→ Source records
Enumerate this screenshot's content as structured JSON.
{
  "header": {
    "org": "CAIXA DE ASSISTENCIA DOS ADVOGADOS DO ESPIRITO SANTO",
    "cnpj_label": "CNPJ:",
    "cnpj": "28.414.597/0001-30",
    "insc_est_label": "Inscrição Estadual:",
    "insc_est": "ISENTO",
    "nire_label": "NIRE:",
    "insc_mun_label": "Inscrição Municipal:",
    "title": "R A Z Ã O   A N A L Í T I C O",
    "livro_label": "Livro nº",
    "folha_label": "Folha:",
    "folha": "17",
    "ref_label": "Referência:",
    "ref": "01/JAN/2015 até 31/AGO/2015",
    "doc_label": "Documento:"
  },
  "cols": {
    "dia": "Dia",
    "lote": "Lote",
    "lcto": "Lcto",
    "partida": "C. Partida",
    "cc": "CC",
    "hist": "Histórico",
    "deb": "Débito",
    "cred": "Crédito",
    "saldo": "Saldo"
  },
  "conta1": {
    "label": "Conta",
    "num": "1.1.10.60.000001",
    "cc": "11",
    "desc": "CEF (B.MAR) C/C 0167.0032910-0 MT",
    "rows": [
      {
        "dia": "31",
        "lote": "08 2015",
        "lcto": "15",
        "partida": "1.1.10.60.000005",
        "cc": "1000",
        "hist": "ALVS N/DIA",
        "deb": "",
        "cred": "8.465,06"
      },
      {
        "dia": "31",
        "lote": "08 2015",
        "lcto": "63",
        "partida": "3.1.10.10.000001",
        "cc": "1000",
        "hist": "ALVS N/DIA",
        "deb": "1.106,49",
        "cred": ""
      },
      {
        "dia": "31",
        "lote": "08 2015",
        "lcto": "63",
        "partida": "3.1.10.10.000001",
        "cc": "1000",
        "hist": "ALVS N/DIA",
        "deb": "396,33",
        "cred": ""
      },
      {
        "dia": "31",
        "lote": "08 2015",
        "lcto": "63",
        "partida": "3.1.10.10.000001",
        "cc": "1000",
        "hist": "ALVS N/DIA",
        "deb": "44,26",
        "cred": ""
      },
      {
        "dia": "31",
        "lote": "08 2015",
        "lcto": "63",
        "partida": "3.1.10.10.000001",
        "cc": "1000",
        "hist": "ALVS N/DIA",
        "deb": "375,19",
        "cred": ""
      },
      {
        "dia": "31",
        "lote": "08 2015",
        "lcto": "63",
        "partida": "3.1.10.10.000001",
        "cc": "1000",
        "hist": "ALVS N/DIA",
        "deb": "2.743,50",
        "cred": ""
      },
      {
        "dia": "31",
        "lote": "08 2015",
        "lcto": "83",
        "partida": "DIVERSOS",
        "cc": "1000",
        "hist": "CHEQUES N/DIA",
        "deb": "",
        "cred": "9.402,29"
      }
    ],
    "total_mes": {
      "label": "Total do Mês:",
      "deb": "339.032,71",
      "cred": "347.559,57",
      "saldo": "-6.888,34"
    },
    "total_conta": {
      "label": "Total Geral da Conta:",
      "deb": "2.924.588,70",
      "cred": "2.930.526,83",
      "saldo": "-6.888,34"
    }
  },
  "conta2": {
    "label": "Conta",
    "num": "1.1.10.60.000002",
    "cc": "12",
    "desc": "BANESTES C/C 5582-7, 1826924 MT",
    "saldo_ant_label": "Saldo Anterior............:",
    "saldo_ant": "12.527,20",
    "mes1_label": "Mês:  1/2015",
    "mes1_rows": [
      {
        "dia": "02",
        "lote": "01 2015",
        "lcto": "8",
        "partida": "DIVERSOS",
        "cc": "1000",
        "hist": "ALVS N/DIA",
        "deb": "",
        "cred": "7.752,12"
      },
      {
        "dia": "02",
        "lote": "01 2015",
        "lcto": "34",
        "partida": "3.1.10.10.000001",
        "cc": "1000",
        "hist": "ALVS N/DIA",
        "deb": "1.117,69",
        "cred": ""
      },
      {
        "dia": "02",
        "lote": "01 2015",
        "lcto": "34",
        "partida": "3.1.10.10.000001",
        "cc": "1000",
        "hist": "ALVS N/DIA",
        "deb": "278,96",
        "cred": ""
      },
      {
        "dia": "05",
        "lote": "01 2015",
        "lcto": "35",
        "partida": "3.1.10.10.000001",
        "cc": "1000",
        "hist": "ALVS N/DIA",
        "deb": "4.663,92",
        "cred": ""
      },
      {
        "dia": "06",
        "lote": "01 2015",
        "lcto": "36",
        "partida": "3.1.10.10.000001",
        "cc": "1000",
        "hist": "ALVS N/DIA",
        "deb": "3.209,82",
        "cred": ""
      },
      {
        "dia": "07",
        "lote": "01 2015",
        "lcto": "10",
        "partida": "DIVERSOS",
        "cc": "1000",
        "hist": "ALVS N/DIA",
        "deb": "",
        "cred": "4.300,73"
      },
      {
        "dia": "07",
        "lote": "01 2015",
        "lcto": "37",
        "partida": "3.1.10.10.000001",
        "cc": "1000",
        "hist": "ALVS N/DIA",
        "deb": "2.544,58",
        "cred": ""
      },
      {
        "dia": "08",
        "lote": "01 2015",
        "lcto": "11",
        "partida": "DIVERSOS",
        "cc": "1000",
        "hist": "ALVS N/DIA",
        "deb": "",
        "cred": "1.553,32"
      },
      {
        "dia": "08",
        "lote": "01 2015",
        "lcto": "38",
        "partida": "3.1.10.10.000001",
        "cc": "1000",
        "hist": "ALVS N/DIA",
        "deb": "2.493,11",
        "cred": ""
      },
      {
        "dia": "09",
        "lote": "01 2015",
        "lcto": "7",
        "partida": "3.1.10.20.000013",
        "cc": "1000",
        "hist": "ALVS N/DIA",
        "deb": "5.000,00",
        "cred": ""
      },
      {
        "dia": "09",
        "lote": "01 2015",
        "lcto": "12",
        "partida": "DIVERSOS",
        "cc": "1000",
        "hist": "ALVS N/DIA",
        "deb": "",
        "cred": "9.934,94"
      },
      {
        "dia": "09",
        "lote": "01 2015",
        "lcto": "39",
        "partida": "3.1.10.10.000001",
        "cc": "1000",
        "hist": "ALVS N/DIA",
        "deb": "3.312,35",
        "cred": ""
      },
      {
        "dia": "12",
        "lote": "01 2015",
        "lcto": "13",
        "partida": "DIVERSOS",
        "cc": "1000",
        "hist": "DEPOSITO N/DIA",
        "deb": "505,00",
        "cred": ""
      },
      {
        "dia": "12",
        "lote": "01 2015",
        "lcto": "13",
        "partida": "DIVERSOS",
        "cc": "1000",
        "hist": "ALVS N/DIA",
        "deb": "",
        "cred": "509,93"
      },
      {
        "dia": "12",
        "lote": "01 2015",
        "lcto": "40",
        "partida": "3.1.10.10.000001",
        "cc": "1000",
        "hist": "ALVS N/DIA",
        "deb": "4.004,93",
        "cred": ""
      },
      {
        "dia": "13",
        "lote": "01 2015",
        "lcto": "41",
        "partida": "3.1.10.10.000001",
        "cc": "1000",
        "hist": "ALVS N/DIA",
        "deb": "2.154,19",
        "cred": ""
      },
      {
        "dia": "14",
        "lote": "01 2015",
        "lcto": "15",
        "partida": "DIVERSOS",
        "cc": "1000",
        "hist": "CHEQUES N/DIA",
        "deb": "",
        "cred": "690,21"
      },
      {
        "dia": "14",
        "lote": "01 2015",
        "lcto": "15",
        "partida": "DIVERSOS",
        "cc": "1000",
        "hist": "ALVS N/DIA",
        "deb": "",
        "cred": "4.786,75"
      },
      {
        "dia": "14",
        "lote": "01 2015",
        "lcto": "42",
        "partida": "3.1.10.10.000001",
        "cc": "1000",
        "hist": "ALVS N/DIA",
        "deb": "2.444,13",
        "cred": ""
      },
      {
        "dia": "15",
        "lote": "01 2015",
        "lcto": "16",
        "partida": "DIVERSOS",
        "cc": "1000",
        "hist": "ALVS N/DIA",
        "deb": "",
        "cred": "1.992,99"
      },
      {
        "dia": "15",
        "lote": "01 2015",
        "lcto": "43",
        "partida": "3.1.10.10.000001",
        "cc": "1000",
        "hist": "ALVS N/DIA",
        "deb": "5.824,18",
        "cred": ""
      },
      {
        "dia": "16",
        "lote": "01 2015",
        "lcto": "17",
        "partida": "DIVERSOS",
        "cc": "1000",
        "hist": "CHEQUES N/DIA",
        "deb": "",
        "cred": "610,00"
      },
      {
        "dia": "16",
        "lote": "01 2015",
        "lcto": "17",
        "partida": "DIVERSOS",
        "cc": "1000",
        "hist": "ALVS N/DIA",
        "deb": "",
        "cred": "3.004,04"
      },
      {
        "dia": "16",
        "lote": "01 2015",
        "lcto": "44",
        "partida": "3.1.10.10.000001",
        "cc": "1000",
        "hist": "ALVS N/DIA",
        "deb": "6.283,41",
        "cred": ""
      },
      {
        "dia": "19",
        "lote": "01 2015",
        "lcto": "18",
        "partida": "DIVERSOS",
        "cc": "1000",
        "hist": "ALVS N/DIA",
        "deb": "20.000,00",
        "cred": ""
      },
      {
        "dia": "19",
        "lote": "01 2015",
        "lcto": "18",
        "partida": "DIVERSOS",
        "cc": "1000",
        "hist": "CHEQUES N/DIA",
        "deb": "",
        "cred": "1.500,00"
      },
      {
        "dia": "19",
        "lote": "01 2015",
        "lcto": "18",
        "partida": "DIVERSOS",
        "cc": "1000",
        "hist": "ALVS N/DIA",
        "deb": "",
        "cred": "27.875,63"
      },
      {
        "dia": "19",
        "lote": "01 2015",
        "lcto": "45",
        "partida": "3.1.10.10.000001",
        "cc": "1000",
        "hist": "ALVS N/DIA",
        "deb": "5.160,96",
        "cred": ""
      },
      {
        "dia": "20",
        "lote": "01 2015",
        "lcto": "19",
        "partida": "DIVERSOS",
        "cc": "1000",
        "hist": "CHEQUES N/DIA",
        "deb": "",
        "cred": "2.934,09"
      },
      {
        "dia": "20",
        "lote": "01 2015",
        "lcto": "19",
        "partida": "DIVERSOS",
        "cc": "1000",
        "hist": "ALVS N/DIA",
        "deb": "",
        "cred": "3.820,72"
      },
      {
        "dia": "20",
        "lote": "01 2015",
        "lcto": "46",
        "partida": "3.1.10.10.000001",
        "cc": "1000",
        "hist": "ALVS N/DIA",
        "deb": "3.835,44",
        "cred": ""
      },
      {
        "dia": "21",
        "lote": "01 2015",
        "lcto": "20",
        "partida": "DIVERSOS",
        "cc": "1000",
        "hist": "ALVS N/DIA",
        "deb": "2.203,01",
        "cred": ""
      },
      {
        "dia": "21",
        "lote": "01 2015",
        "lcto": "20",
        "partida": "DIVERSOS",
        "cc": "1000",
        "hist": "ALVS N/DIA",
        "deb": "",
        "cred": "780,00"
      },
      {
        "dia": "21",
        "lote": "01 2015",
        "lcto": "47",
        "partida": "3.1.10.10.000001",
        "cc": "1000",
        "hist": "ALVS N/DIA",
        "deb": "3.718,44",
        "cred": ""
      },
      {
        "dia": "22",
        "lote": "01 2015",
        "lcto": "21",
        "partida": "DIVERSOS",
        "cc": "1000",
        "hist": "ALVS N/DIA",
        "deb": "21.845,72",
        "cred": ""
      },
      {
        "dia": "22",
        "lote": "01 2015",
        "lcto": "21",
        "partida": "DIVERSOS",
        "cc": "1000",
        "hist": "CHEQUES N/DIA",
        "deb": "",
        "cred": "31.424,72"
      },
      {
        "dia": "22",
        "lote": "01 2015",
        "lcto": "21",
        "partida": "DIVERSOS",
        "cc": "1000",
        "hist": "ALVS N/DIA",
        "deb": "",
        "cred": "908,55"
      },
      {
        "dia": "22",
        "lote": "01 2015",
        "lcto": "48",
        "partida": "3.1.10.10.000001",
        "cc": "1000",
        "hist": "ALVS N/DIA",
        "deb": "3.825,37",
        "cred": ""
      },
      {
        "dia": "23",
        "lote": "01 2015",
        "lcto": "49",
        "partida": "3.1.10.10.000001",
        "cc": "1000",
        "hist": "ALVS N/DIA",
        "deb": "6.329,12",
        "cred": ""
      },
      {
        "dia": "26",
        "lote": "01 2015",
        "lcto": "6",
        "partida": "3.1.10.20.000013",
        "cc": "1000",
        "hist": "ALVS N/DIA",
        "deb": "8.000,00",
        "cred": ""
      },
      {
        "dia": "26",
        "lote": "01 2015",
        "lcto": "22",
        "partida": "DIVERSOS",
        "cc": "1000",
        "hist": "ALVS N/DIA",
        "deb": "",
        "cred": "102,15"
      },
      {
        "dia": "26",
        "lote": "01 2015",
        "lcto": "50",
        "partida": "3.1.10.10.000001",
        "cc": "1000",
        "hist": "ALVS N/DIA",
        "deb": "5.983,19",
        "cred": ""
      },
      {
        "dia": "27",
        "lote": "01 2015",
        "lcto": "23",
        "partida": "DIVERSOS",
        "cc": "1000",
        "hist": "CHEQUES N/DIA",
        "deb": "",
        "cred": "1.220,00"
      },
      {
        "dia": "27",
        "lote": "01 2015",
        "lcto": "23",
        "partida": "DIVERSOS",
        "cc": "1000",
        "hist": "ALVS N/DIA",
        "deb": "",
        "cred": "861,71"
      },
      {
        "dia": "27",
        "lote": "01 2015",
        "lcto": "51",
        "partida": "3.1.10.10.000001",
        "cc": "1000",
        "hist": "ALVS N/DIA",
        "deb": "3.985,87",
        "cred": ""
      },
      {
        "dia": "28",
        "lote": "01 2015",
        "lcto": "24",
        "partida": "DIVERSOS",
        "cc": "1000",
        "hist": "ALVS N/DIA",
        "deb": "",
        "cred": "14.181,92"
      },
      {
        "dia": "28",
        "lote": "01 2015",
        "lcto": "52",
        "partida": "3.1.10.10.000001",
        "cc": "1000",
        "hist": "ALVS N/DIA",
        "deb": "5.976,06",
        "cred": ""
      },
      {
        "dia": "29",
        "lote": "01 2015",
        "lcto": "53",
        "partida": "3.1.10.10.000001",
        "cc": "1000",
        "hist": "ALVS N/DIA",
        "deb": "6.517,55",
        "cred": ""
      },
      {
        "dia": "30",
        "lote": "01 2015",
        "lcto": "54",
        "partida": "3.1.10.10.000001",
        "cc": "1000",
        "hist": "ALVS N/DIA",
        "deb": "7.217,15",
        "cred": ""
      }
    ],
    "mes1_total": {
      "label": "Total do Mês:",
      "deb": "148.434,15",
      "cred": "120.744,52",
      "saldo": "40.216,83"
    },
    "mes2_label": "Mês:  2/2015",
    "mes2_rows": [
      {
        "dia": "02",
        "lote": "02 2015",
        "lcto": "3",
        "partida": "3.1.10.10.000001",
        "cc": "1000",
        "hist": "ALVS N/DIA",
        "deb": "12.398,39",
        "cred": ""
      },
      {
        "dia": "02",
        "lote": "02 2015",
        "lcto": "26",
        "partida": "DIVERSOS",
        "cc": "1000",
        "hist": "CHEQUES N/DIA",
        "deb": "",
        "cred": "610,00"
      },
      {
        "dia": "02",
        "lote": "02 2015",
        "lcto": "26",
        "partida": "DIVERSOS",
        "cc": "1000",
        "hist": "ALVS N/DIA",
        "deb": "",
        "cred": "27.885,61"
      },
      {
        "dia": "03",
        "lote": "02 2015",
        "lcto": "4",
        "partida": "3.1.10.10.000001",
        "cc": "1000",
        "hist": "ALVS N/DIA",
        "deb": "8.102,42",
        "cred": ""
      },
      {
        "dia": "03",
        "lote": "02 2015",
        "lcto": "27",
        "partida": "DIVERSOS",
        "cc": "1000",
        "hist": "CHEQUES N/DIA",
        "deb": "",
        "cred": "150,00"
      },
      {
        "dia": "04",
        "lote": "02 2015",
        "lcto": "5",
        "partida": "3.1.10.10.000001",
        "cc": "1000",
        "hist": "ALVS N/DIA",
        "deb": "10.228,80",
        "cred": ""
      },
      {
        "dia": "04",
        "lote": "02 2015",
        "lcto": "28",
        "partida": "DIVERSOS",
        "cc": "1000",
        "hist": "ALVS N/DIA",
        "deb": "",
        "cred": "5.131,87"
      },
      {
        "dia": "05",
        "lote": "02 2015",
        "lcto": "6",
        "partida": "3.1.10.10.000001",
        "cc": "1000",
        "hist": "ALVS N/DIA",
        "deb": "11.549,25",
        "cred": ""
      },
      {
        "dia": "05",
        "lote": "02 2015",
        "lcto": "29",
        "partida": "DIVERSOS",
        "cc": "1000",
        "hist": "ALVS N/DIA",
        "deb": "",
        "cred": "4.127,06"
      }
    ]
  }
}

→ Aim of the task
Copy all lines from the entries that contain the word "desc".

→ Task result
    "desc": "CEF (B.MAR) C/C 0167.0032910-0 MT",
    "desc": "BANESTES C/C 5582-7, 1826924 MT",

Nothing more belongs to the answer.